== Material for the task ==

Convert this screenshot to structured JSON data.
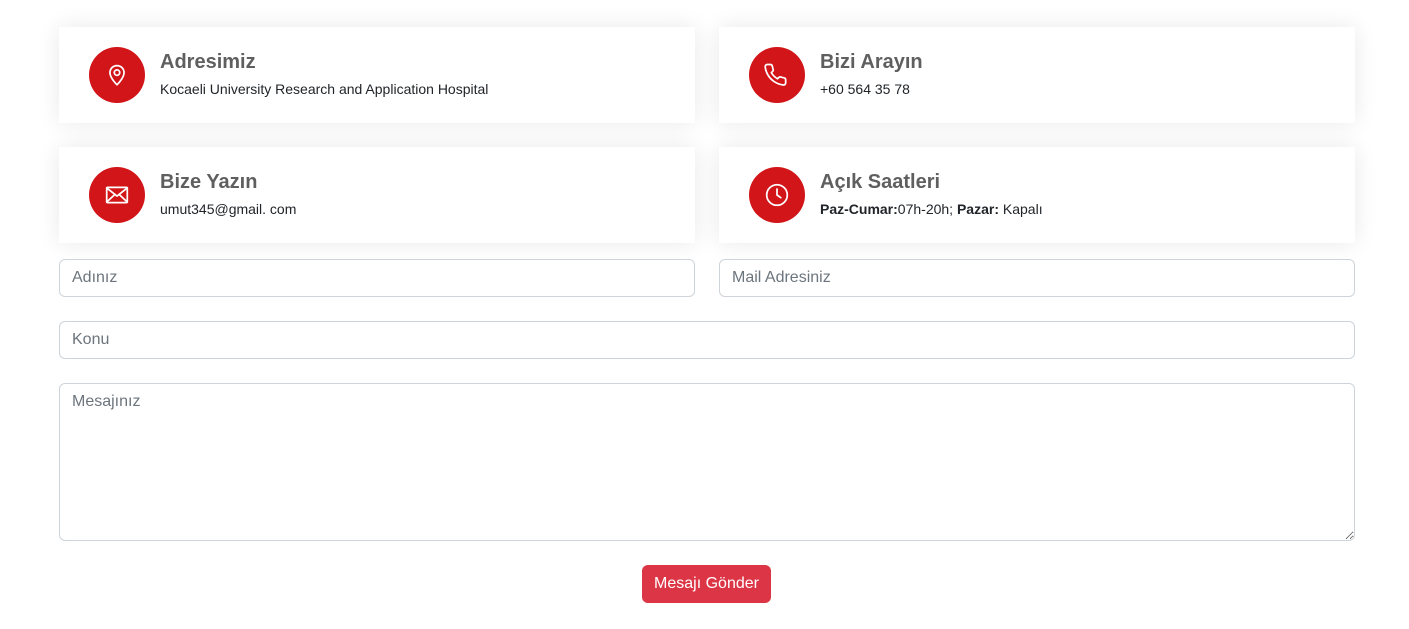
{
  "colors": {
    "accent": "#d11518",
    "button": "#dc3545",
    "heading": "#5f5f5f"
  },
  "cards": [
    {
      "icon": "map-pin-icon",
      "title": "Adresimiz",
      "text": "Kocaeli University Research and Application Hospital"
    },
    {
      "icon": "phone-icon",
      "title": "Bizi Arayın",
      "text": "+60 564 35 78"
    },
    {
      "icon": "envelope-icon",
      "title": "Bize Yazın",
      "text": "umut345@gmail. com"
    },
    {
      "icon": "clock-icon",
      "title": "Açık Saatleri",
      "hours": {
        "weekday_label": "Paz-Cumar:",
        "weekday_value": "07h-20h;",
        "weekend_label": "Pazar:",
        "weekend_value": "Kapalı"
      }
    }
  ],
  "form": {
    "name_placeholder": "Adınız",
    "email_placeholder": "Mail Adresiniz",
    "subject_placeholder": "Konu",
    "message_placeholder": "Mesajınız",
    "submit_label": "Mesajı Gönder"
  }
}
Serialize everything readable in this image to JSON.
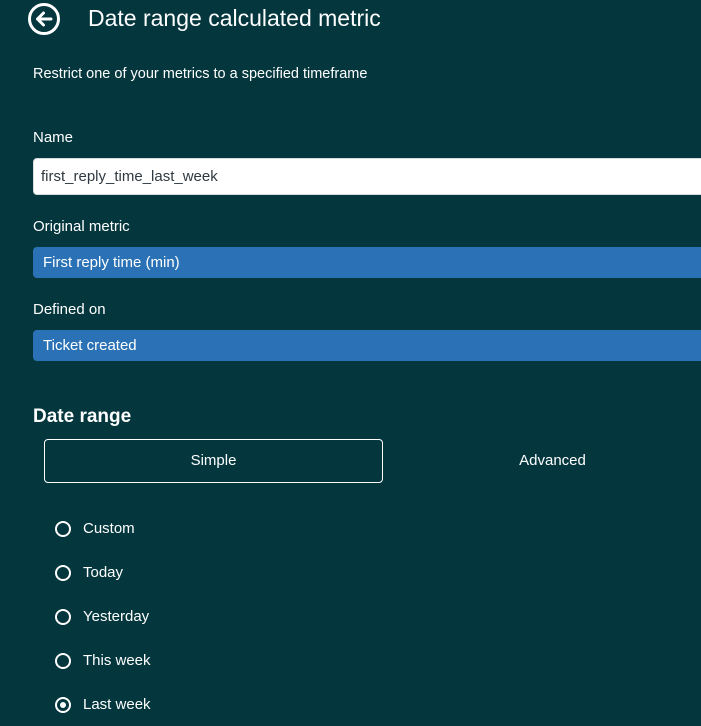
{
  "header": {
    "title": "Date range calculated metric",
    "subtitle": "Restrict one of your metrics to a specified timeframe",
    "back_icon": "arrow-left-circle-icon"
  },
  "form": {
    "name_label": "Name",
    "name_value": "first_reply_time_last_week",
    "original_metric_label": "Original metric",
    "original_metric_value": "First reply time (min)",
    "defined_on_label": "Defined on",
    "defined_on_value": "Ticket created"
  },
  "date_range": {
    "title": "Date range",
    "tabs": [
      {
        "label": "Simple",
        "selected": true
      },
      {
        "label": "Advanced",
        "selected": false
      }
    ],
    "options": [
      {
        "label": "Custom",
        "checked": false
      },
      {
        "label": "Today",
        "checked": false
      },
      {
        "label": "Yesterday",
        "checked": false
      },
      {
        "label": "This week",
        "checked": false
      },
      {
        "label": "Last week",
        "checked": true
      }
    ]
  },
  "colors": {
    "background": "#03363d",
    "select_fill": "#2a72b5",
    "text": "#ffffff"
  }
}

===

[Set problem]
Exclude every picture and copy the remaining data exactly.

[Answer to the exercise]
Convert this screenshot to structured JSON data.
{
  "colors": {
    "accent": "#d11518",
    "button": "#dc3545",
    "heading": "#5f5f5f"
  },
  "cards": [
    {
      "icon": "map-pin-icon",
      "title": "Adresimiz",
      "text": "Kocaeli University Research and Application Hospital"
    },
    {
      "icon": "phone-icon",
      "title": "Bizi Arayın",
      "text": "+60 564 35 78"
    },
    {
      "icon": "envelope-icon",
      "title": "Bize Yazın",
      "text": "umut345@gmail. com"
    },
    {
      "icon": "clock-icon",
      "title": "Açık Saatleri",
      "hours": {
        "weekday_label": "Paz-Cumar:",
        "weekday_value": "07h-20h;",
        "weekend_label": "Pazar:",
        "weekend_value": "Kapalı"
      }
    }
  ],
  "form": {
    "name_placeholder": "Adınız",
    "email_placeholder": "Mail Adresiniz",
    "subject_placeholder": "Konu",
    "message_placeholder": "Mesajınız",
    "submit_label": "Mesajı Gönder"
  }
}
Serialize everything readable in this image to JSON.
{
  "header": {
    "title": "Date range calculated metric",
    "subtitle": "Restrict one of your metrics to a specified timeframe",
    "back_icon": "arrow-left-circle-icon"
  },
  "form": {
    "name_label": "Name",
    "name_value": "first_reply_time_last_week",
    "original_metric_label": "Original metric",
    "original_metric_value": "First reply time (min)",
    "defined_on_label": "Defined on",
    "defined_on_value": "Ticket created"
  },
  "date_range": {
    "title": "Date range",
    "tabs": [
      {
        "label": "Simple",
        "selected": true
      },
      {
        "label": "Advanced",
        "selected": false
      }
    ],
    "options": [
      {
        "label": "Custom",
        "checked": false
      },
      {
        "label": "Today",
        "checked": false
      },
      {
        "label": "Yesterday",
        "checked": false
      },
      {
        "label": "This week",
        "checked": false
      },
      {
        "label": "Last week",
        "checked": true
      }
    ]
  },
  "colors": {
    "background": "#03363d",
    "select_fill": "#2a72b5",
    "text": "#ffffff"
  }
}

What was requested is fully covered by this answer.